• **EXERCISE DIRECTIONS**:
Omit the pictures and return every entry exactly as written.

• **RECORDED DATA**:
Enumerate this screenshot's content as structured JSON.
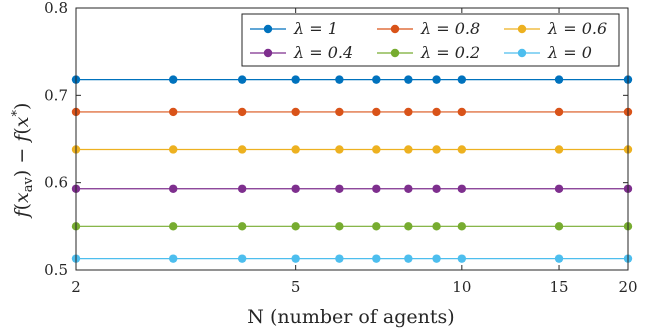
{
  "chart_data": {
    "type": "line",
    "title": "",
    "xlabel": "N (number of agents)",
    "ylabel": "f(x_av) − f(x*)",
    "x_scale": "log",
    "xlim": [
      2,
      20
    ],
    "ylim": [
      0.5,
      0.8
    ],
    "x_ticks": [
      2,
      5,
      10,
      15,
      20
    ],
    "x_tick_labels": [
      "2",
      "5",
      "10",
      "15",
      "20"
    ],
    "y_ticks": [
      0.5,
      0.6,
      0.7,
      0.8
    ],
    "y_tick_labels": [
      "0.5",
      "0.6",
      "0.7",
      "0.8"
    ],
    "grid": false,
    "legend_position": "top-right",
    "legend_columns": 3,
    "x": [
      2,
      3,
      4,
      5,
      6,
      7,
      8,
      9,
      10,
      15,
      20
    ],
    "series": [
      {
        "name": "λ = 1",
        "color": "#0072BD",
        "values": [
          0.718,
          0.718,
          0.718,
          0.718,
          0.718,
          0.718,
          0.718,
          0.718,
          0.718,
          0.718,
          0.718
        ]
      },
      {
        "name": "λ = 0.8",
        "color": "#D95319",
        "values": [
          0.681,
          0.681,
          0.681,
          0.681,
          0.681,
          0.681,
          0.681,
          0.681,
          0.681,
          0.681,
          0.681
        ]
      },
      {
        "name": "λ = 0.6",
        "color": "#EDB120",
        "values": [
          0.638,
          0.638,
          0.638,
          0.638,
          0.638,
          0.638,
          0.638,
          0.638,
          0.638,
          0.638,
          0.638
        ]
      },
      {
        "name": "λ = 0.4",
        "color": "#7E2F8E",
        "values": [
          0.593,
          0.593,
          0.593,
          0.593,
          0.593,
          0.593,
          0.593,
          0.593,
          0.593,
          0.593,
          0.593
        ]
      },
      {
        "name": "λ = 0.2",
        "color": "#77AC30",
        "values": [
          0.55,
          0.55,
          0.55,
          0.55,
          0.55,
          0.55,
          0.55,
          0.55,
          0.55,
          0.55,
          0.55
        ]
      },
      {
        "name": "λ = 0",
        "color": "#4DBEEE",
        "values": [
          0.513,
          0.513,
          0.513,
          0.513,
          0.513,
          0.513,
          0.513,
          0.513,
          0.513,
          0.513,
          0.513
        ]
      }
    ]
  }
}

• **THE REPLY**:
Enumerate this screenshot's content as structured JSON.
{
  "chart_data": {
    "type": "line",
    "title": "",
    "xlabel": "N (number of agents)",
    "ylabel": "f(x_av) − f(x*)",
    "x_scale": "log",
    "xlim": [
      2,
      20
    ],
    "ylim": [
      0.5,
      0.8
    ],
    "x_ticks": [
      2,
      5,
      10,
      15,
      20
    ],
    "x_tick_labels": [
      "2",
      "5",
      "10",
      "15",
      "20"
    ],
    "y_ticks": [
      0.5,
      0.6,
      0.7,
      0.8
    ],
    "y_tick_labels": [
      "0.5",
      "0.6",
      "0.7",
      "0.8"
    ],
    "grid": false,
    "legend_position": "top-right",
    "legend_columns": 3,
    "x": [
      2,
      3,
      4,
      5,
      6,
      7,
      8,
      9,
      10,
      15,
      20
    ],
    "series": [
      {
        "name": "λ = 1",
        "color": "#0072BD",
        "values": [
          0.718,
          0.718,
          0.718,
          0.718,
          0.718,
          0.718,
          0.718,
          0.718,
          0.718,
          0.718,
          0.718
        ]
      },
      {
        "name": "λ = 0.8",
        "color": "#D95319",
        "values": [
          0.681,
          0.681,
          0.681,
          0.681,
          0.681,
          0.681,
          0.681,
          0.681,
          0.681,
          0.681,
          0.681
        ]
      },
      {
        "name": "λ = 0.6",
        "color": "#EDB120",
        "values": [
          0.638,
          0.638,
          0.638,
          0.638,
          0.638,
          0.638,
          0.638,
          0.638,
          0.638,
          0.638,
          0.638
        ]
      },
      {
        "name": "λ = 0.4",
        "color": "#7E2F8E",
        "values": [
          0.593,
          0.593,
          0.593,
          0.593,
          0.593,
          0.593,
          0.593,
          0.593,
          0.593,
          0.593,
          0.593
        ]
      },
      {
        "name": "λ = 0.2",
        "color": "#77AC30",
        "values": [
          0.55,
          0.55,
          0.55,
          0.55,
          0.55,
          0.55,
          0.55,
          0.55,
          0.55,
          0.55,
          0.55
        ]
      },
      {
        "name": "λ = 0",
        "color": "#4DBEEE",
        "values": [
          0.513,
          0.513,
          0.513,
          0.513,
          0.513,
          0.513,
          0.513,
          0.513,
          0.513,
          0.513,
          0.513
        ]
      }
    ]
  }
}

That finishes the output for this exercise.